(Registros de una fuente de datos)
────
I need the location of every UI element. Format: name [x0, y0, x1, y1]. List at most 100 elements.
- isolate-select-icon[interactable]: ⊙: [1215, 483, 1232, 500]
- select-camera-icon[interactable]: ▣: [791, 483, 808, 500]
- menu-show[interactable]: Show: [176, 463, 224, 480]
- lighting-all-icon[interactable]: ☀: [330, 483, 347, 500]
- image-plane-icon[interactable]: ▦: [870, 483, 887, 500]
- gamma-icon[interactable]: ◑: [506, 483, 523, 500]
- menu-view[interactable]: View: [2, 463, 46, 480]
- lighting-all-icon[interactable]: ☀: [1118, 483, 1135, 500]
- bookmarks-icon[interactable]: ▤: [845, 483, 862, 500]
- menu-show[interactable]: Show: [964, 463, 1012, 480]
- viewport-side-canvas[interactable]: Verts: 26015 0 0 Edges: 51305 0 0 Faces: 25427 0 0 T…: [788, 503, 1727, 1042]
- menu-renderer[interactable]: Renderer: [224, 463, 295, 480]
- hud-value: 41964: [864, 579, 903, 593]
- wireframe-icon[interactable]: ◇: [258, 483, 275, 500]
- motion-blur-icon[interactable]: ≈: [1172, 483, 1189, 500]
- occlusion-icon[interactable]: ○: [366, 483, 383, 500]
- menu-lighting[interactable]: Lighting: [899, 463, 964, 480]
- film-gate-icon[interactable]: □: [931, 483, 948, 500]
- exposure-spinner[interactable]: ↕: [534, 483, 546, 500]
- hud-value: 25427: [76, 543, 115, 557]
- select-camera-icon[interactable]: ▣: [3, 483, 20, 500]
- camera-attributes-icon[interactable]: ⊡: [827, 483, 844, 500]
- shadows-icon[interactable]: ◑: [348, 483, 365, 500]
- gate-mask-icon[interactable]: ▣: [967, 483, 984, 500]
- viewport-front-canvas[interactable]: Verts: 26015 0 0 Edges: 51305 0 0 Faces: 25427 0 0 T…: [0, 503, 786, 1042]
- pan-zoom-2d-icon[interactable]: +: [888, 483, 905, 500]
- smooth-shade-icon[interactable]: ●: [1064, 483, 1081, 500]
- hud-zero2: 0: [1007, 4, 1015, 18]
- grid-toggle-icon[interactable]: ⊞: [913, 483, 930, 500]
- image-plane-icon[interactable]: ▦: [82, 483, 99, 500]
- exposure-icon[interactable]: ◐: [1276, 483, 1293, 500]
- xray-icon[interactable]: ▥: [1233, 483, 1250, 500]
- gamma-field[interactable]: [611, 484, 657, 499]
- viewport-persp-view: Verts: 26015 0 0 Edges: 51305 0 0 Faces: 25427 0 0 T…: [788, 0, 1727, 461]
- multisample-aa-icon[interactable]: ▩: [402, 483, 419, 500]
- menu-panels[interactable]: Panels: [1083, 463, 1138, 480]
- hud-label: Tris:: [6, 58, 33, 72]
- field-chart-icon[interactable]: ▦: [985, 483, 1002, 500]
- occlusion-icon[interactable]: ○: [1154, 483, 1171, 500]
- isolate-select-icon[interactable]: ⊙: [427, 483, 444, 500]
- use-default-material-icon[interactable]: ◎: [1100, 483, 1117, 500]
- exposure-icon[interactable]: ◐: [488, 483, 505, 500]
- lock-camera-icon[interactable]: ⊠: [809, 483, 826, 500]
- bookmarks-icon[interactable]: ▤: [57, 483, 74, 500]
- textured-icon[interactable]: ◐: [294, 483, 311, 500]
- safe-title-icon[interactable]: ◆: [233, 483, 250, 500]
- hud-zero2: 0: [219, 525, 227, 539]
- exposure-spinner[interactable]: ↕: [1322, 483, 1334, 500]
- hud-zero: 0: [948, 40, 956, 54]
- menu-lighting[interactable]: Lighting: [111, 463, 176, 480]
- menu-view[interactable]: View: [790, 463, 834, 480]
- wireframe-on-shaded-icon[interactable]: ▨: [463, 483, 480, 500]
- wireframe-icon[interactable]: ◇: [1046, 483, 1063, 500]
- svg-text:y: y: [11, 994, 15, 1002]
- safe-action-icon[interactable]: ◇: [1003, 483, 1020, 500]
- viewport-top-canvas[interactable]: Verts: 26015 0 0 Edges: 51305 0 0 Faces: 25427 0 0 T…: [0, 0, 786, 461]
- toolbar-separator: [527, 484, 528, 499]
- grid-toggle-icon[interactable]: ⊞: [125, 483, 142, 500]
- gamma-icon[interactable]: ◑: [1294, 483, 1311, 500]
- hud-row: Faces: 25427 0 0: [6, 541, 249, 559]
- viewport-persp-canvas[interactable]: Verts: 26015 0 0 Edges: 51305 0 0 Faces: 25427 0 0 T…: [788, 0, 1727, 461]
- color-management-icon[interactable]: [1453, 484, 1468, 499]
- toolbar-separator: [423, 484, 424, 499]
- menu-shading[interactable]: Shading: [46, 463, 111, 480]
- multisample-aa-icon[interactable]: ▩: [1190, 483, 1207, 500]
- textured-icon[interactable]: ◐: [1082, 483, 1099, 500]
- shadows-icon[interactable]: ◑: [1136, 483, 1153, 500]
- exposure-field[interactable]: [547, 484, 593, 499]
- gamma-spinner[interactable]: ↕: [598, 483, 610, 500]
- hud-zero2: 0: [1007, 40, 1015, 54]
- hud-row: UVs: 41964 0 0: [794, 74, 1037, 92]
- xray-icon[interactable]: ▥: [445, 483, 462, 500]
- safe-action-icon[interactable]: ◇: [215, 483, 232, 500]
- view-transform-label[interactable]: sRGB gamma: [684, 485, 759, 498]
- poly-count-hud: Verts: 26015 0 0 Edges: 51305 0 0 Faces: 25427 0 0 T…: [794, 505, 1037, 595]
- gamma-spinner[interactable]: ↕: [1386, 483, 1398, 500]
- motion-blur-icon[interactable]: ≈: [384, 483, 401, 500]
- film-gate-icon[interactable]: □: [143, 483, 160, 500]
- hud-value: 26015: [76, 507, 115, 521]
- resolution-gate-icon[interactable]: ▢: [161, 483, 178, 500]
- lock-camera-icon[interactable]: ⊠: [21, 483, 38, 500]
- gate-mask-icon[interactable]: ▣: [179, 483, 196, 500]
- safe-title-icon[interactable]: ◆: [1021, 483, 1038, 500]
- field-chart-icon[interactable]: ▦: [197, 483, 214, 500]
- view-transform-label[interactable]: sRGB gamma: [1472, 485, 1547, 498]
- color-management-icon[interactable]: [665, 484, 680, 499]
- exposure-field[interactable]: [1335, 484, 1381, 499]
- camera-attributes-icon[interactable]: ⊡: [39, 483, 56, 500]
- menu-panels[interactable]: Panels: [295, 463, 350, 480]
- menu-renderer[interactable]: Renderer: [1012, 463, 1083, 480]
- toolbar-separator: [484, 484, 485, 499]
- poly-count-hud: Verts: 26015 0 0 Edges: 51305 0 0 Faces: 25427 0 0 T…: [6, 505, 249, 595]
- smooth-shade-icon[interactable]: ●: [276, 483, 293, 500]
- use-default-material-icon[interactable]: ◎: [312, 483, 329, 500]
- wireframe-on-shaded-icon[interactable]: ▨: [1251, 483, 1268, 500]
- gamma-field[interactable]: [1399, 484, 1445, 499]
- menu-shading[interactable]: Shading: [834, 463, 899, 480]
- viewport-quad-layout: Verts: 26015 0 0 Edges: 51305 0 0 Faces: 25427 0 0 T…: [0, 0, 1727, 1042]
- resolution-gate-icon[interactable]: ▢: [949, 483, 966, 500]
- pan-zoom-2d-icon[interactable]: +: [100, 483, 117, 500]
────
■ LA PETICIÓN: Copia estas líneas tal cual, sin cambiar nada, en todos los registros.

■ RESULTADO:
I need the location of every UI element. Format: name [x0, y0, x1, y1]. List at most 100 elements.
- isolate-select-icon[interactable]: ⊙: [1215, 483, 1232, 500]
- select-camera-icon[interactable]: ▣: [791, 483, 808, 500]
- menu-show[interactable]: Show: [176, 463, 224, 480]
- lighting-all-icon[interactable]: ☀: [330, 483, 347, 500]
- image-plane-icon[interactable]: ▦: [870, 483, 887, 500]
- gamma-icon[interactable]: ◑: [506, 483, 523, 500]
- menu-view[interactable]: View: [2, 463, 46, 480]
- lighting-all-icon[interactable]: ☀: [1118, 483, 1135, 500]
- bookmarks-icon[interactable]: ▤: [845, 483, 862, 500]
- menu-show[interactable]: Show: [964, 463, 1012, 480]
- viewport-side-canvas[interactable]: Verts: 26015 0 0 Edges: 51305 0 0 Faces: 25427 0 0 T…: [788, 503, 1727, 1042]
- menu-renderer[interactable]: Renderer: [224, 463, 295, 480]
- hud-value: 41964: [864, 579, 903, 593]
- wireframe-icon[interactable]: ◇: [258, 483, 275, 500]
- motion-blur-icon[interactable]: ≈: [1172, 483, 1189, 500]
- occlusion-icon[interactable]: ○: [366, 483, 383, 500]
- menu-lighting[interactable]: Lighting: [899, 463, 964, 480]
- film-gate-icon[interactable]: □: [931, 483, 948, 500]
- exposure-spinner[interactable]: ↕: [534, 483, 546, 500]
- hud-value: 25427: [76, 543, 115, 557]
- select-camera-icon[interactable]: ▣: [3, 483, 20, 500]
- camera-attributes-icon[interactable]: ⊡: [827, 483, 844, 500]
- shadows-icon[interactable]: ◑: [348, 483, 365, 500]
- gate-mask-icon[interactable]: ▣: [967, 483, 984, 500]
- viewport-front-canvas[interactable]: Verts: 26015 0 0 Edges: 51305 0 0 Faces: 25427 0 0 T…: [0, 503, 786, 1042]
- pan-zoom-2d-icon[interactable]: +: [888, 483, 905, 500]
- smooth-shade-icon[interactable]: ●: [1064, 483, 1081, 500]
- hud-zero2: 0: [1007, 4, 1015, 18]
- grid-toggle-icon[interactable]: ⊞: [913, 483, 930, 500]
- image-plane-icon[interactable]: ▦: [82, 483, 99, 500]
- exposure-icon[interactable]: ◐: [1276, 483, 1293, 500]
- xray-icon[interactable]: ▥: [1233, 483, 1250, 500]
- gamma-field[interactable]: [611, 484, 657, 499]
- viewport-persp-view: Verts: 26015 0 0 Edges: 51305 0 0 Faces: 25427 0 0 T…: [788, 0, 1727, 461]
- multisample-aa-icon[interactable]: ▩: [402, 483, 419, 500]
- menu-panels[interactable]: Panels: [1083, 463, 1138, 480]
- hud-label: Tris:: [6, 58, 33, 72]
- field-chart-icon[interactable]: ▦: [985, 483, 1002, 500]
- occlusion-icon[interactable]: ○: [1154, 483, 1171, 500]
- isolate-select-icon[interactable]: ⊙: [427, 483, 444, 500]
- use-default-material-icon[interactable]: ◎: [1100, 483, 1117, 500]
- exposure-icon[interactable]: ◐: [488, 483, 505, 500]
- lock-camera-icon[interactable]: ⊠: [809, 483, 826, 500]
- bookmarks-icon[interactable]: ▤: [57, 483, 74, 500]
- textured-icon[interactable]: ◐: [294, 483, 311, 500]
- safe-title-icon[interactable]: ◆: [233, 483, 250, 500]
- hud-zero2: 0: [219, 525, 227, 539]
- exposure-spinner[interactable]: ↕: [1322, 483, 1334, 500]
- hud-zero: 0: [948, 40, 956, 54]
- menu-lighting[interactable]: Lighting: [111, 463, 176, 480]
- menu-view[interactable]: View: [790, 463, 834, 480]
- wireframe-on-shaded-icon[interactable]: ▨: [463, 483, 480, 500]
- wireframe-icon[interactable]: ◇: [1046, 483, 1063, 500]
- svg-text:y: y: [11, 994, 15, 1002]
- safe-action-icon[interactable]: ◇: [1003, 483, 1020, 500]
- viewport-top-canvas[interactable]: Verts: 26015 0 0 Edges: 51305 0 0 Faces: 25427 0 0 T…: [0, 0, 786, 461]
- toolbar-separator: [527, 484, 528, 499]
- grid-toggle-icon[interactable]: ⊞: [125, 483, 142, 500]
- gamma-icon[interactable]: ◑: [1294, 483, 1311, 500]
- hud-row: Faces: 25427 0 0: [6, 541, 249, 559]
- viewport-persp-canvas[interactable]: Verts: 26015 0 0 Edges: 51305 0 0 Faces: 25427 0 0 T…: [788, 0, 1727, 461]
- color-management-icon[interactable]: [1453, 484, 1468, 499]
- toolbar-separator: [423, 484, 424, 499]
- menu-shading[interactable]: Shading: [46, 463, 111, 480]
- multisample-aa-icon[interactable]: ▩: [1190, 483, 1207, 500]
- textured-icon[interactable]: ◐: [1082, 483, 1099, 500]
- shadows-icon[interactable]: ◑: [1136, 483, 1153, 500]
- exposure-field[interactable]: [547, 484, 593, 499]
- gamma-spinner[interactable]: ↕: [598, 483, 610, 500]
- hud-zero2: 0: [1007, 40, 1015, 54]
- hud-row: UVs: 41964 0 0: [794, 74, 1037, 92]
- xray-icon[interactable]: ▥: [445, 483, 462, 500]
- safe-action-icon[interactable]: ◇: [215, 483, 232, 500]
- view-transform-label[interactable]: sRGB gamma: [684, 485, 759, 498]
- poly-count-hud: Verts: 26015 0 0 Edges: 51305 0 0 Faces: 25427 0 0 T…: [794, 505, 1037, 595]
- gamma-spinner[interactable]: ↕: [1386, 483, 1398, 500]
- motion-blur-icon[interactable]: ≈: [384, 483, 401, 500]
- film-gate-icon[interactable]: □: [143, 483, 160, 500]
- hud-value: 26015: [76, 507, 115, 521]
- resolution-gate-icon[interactable]: ▢: [161, 483, 178, 500]
- lock-camera-icon[interactable]: ⊠: [21, 483, 38, 500]
- gate-mask-icon[interactable]: ▣: [179, 483, 196, 500]
- safe-title-icon[interactable]: ◆: [1021, 483, 1038, 500]
- field-chart-icon[interactable]: ▦: [197, 483, 214, 500]
- view-transform-label[interactable]: sRGB gamma: [1472, 485, 1547, 498]
- color-management-icon[interactable]: [665, 484, 680, 499]
- exposure-field[interactable]: [1335, 484, 1381, 499]
- camera-attributes-icon[interactable]: ⊡: [39, 483, 56, 500]
- menu-panels[interactable]: Panels: [295, 463, 350, 480]
- menu-renderer[interactable]: Renderer: [1012, 463, 1083, 480]
- toolbar-separator: [484, 484, 485, 499]
- poly-count-hud: Verts: 26015 0 0 Edges: 51305 0 0 Faces: 25427 0 0 T…: [6, 505, 249, 595]
- smooth-shade-icon[interactable]: ●: [276, 483, 293, 500]
- use-default-material-icon[interactable]: ◎: [312, 483, 329, 500]
- wireframe-on-shaded-icon[interactable]: ▨: [1251, 483, 1268, 500]
- gamma-field[interactable]: [1399, 484, 1445, 499]
- menu-shading[interactable]: Shading: [834, 463, 899, 480]
- viewport-quad-layout: Verts: 26015 0 0 Edges: 51305 0 0 Faces: 25427 0 0 T…: [0, 0, 1727, 1042]
- resolution-gate-icon[interactable]: ▢: [949, 483, 966, 500]
- pan-zoom-2d-icon[interactable]: +: [100, 483, 117, 500]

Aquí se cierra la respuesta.